[Data records]
════
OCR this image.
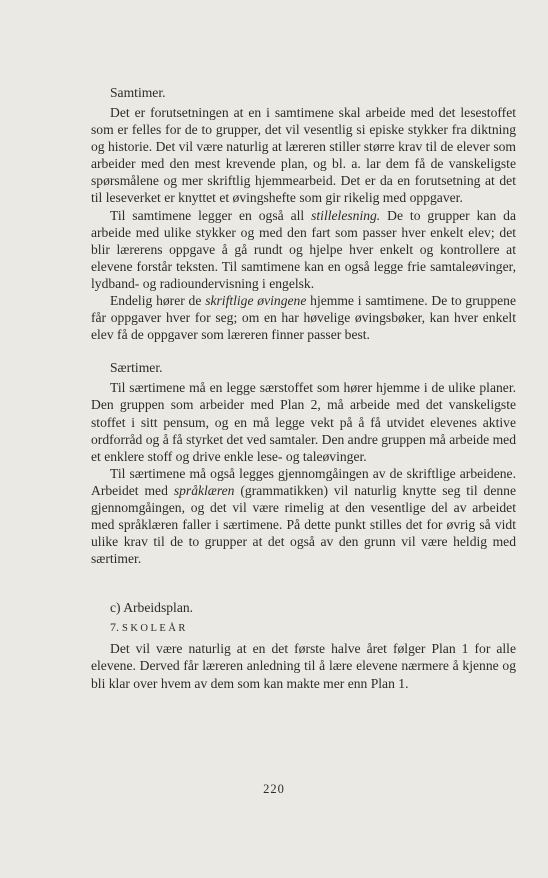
Samtimer.

Det er forutsetningen at en i samtimene skal arbeide med det lesestoffet som er felles for de to grupper, det vil vesentlig si episke stykker fra diktning og historie. Det vil være naturlig at læreren stiller større krav til de elever som arbeider med den mest krevende plan, og bl. a. lar dem få de vanskeligste spørsmålene og mer skriftlig hjemmearbeid. Det er da en forutsetning at det til leseverket er knyttet et øvingshefte som gir rikelig med oppgaver.

Til samtimene legger en også all stillelesning. De to grupper kan da arbeide med ulike stykker og med den fart som passer hver enkelt elev; det blir lærerens oppgave å gå rundt og hjelpe hver enkelt og kontrollere at elevene forstår teksten. Til samtimene kan en også legge frie samtaleøvinger, lydband- og radioundervisning i engelsk.

Endelig hører de skriftlige øvingene hjemme i samtimene. De to gruppene får oppgaver hver for seg; om en har høvelige øvingsbøker, kan hver enkelt elev få de oppgaver som læreren finner passer best.

Særtimer.

Til særtimene må en legge særstoffet som hører hjemme i de ulike planer. Den gruppen som arbeider med Plan 2, må arbeide med det vanskeligste stoffet i sitt pensum, og en må legge vekt på å få utvidet elevenes aktive ordforråd og å få styrket det ved samtaler. Den andre gruppen må arbeide med et enklere stoff og drive enkle lese- og taleøvinger.

Til særtimene må også legges gjennomgåingen av de skriftlige arbeidene. Arbeidet med språklæren (grammatikken) vil naturlig knytte seg til denne gjennomgåingen, og det vil være rimelig at den vesentlige del av arbeidet med språklæren faller i særtimene. På dette punkt stilles det for øvrig så vidt ulike krav til de to grupper at det også av den grunn vil være heldig med særtimer.

c) Arbeidsplan.
7. SKOLEÅR

Det vil være naturlig at en det første halve året følger Plan 1 for alle elevene. Derved får læreren anledning til å lære elevene nærmere å kjenne og bli klar over hvem av dem som kan makte mer enn Plan 1.

220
════
* **Task instructions**
Copy each line of the records precisely and drop any images they hold.

* **Reply**
OCR this image.
Samtimer.

Det er forutsetningen at en i samtimene skal arbeide med det lesestoffet som er felles for de to grupper, det vil vesentlig si episke stykker fra diktning og historie. Det vil være naturlig at læreren stiller større krav til de elever som arbeider med den mest krevende plan, og bl. a. lar dem få de vanskeligste spørsmålene og mer skriftlig hjemmearbeid. Det er da en forutsetning at det til leseverket er knyttet et øvingshefte som gir rikelig med oppgaver.

Til samtimene legger en også all stillelesning. De to grupper kan da arbeide med ulike stykker og med den fart som passer hver enkelt elev; det blir lærerens oppgave å gå rundt og hjelpe hver enkelt og kontrollere at elevene forstår teksten. Til samtimene kan en også legge frie samtaleøvinger, lydband- og radioundervisning i engelsk.

Endelig hører de skriftlige øvingene hjemme i samtimene. De to gruppene får oppgaver hver for seg; om en har høvelige øvingsbøker, kan hver enkelt elev få de oppgaver som læreren finner passer best.

Særtimer.

Til særtimene må en legge særstoffet som hører hjemme i de ulike planer. Den gruppen som arbeider med Plan 2, må arbeide med det vanskeligste stoffet i sitt pensum, og en må legge vekt på å få utvidet elevenes aktive ordforråd og å få styrket det ved samtaler. Den andre gruppen må arbeide med et enklere stoff og drive enkle lese- og taleøvinger.

Til særtimene må også legges gjennomgåingen av de skriftlige arbeidene. Arbeidet med språklæren (grammatikken) vil naturlig knytte seg til denne gjennomgåingen, og det vil være rimelig at den vesentlige del av arbeidet med språklæren faller i særtimene. På dette punkt stilles det for øvrig så vidt ulike krav til de to grupper at det også av den grunn vil være heldig med særtimer.

c) Arbeidsplan.
7. SKOLEÅR

Det vil være naturlig at en det første halve året følger Plan 1 for alle elevene. Derved får læreren anledning til å lære elevene nærmere å kjenne og bli klar over hvem av dem som kan makte mer enn Plan 1.

220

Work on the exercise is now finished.